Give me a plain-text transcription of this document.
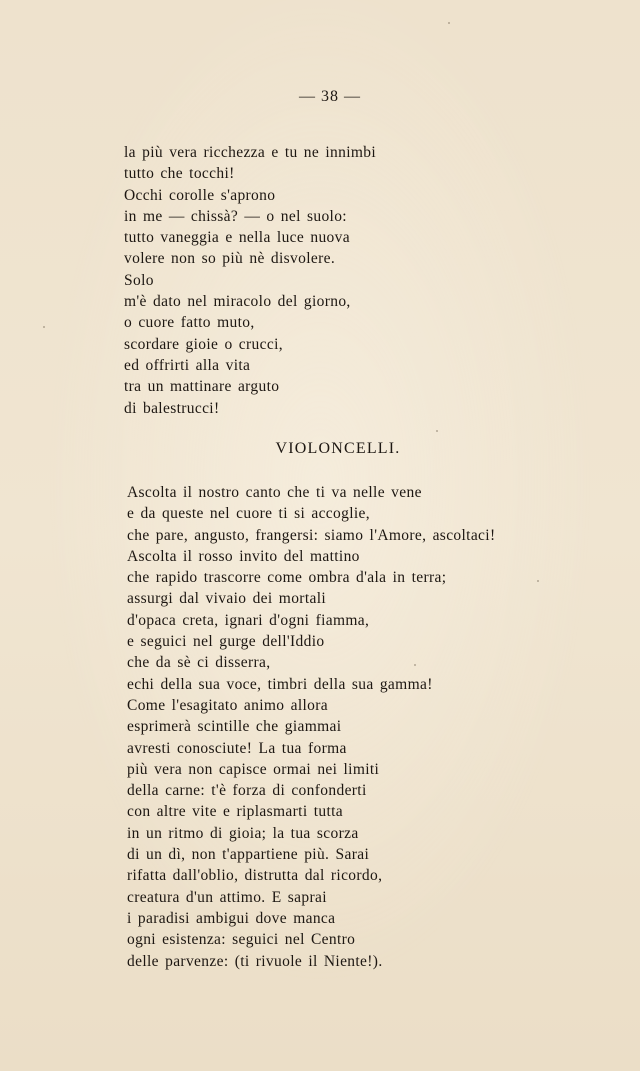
— 38 —
la più vera ricchezza e tu ne innimbi
tutto che tocchi!
Occhi corolle s'aprono
in me — chissà? — o nel suolo:
tutto vaneggia e nella luce nuova
volere non so più nè disvolere.
Solo
m'è dato nel miracolo del giorno,
o cuore fatto muto,
scordare gioie o crucci,
ed offrirti alla vita
tra un mattinare arguto
di balestrucci!
VIOLONCELLI.
Ascolta il nostro canto che ti va nelle vene
e da queste nel cuore ti si accoglie,
che pare, angusto, frangersi: siamo l'Amore, ascoltaci!
Ascolta il rosso invito del mattino
che rapido trascorre come ombra d'ala in terra;
assurgi dal vivaio dei mortali
d'opaca creta, ignari d'ogni fiamma,
e seguici nel gurge dell'Iddio
che da sè ci disserra,
echi della sua voce, timbri della sua gamma!
Come l'esagitato animo allora
esprimerà scintille che giammai
avresti conosciute! La tua forma
più vera non capisce ormai nei limiti
della carne: t'è forza di confonderti
con altre vite e riplasmarti tutta
in un ritmo di gioia; la tua scorza
di un dì, non t'appartiene più. Sarai
rifatta dall'oblio, distrutta dal ricordo,
creatura d'un attimo. E saprai
i paradisi ambigui dove manca
ogni esistenza: seguici nel Centro
delle parvenze: (ti rivuole il Niente!).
- - - - -
To do — The data above should be repeated exactly, minus any pictures.

Task response —
Give me a plain-text transcription of this document.
— 38 —
la più vera ricchezza e tu ne innimbi
tutto che tocchi!
Occhi corolle s'aprono
in me — chissà? — o nel suolo:
tutto vaneggia e nella luce nuova
volere non so più nè disvolere.
Solo
m'è dato nel miracolo del giorno,
o cuore fatto muto,
scordare gioie o crucci,
ed offrirti alla vita
tra un mattinare arguto
di balestrucci!
VIOLONCELLI.
Ascolta il nostro canto che ti va nelle vene
e da queste nel cuore ti si accoglie,
che pare, angusto, frangersi: siamo l'Amore, ascoltaci!
Ascolta il rosso invito del mattino
che rapido trascorre come ombra d'ala in terra;
assurgi dal vivaio dei mortali
d'opaca creta, ignari d'ogni fiamma,
e seguici nel gurge dell'Iddio
che da sè ci disserra,
echi della sua voce, timbri della sua gamma!
Come l'esagitato animo allora
esprimerà scintille che giammai
avresti conosciute! La tua forma
più vera non capisce ormai nei limiti
della carne: t'è forza di confonderti
con altre vite e riplasmarti tutta
in un ritmo di gioia; la tua scorza
di un dì, non t'appartiene più. Sarai
rifatta dall'oblio, distrutta dal ricordo,
creatura d'un attimo. E saprai
i paradisi ambigui dove manca
ogni esistenza: seguici nel Centro
delle parvenze: (ti rivuole il Niente!).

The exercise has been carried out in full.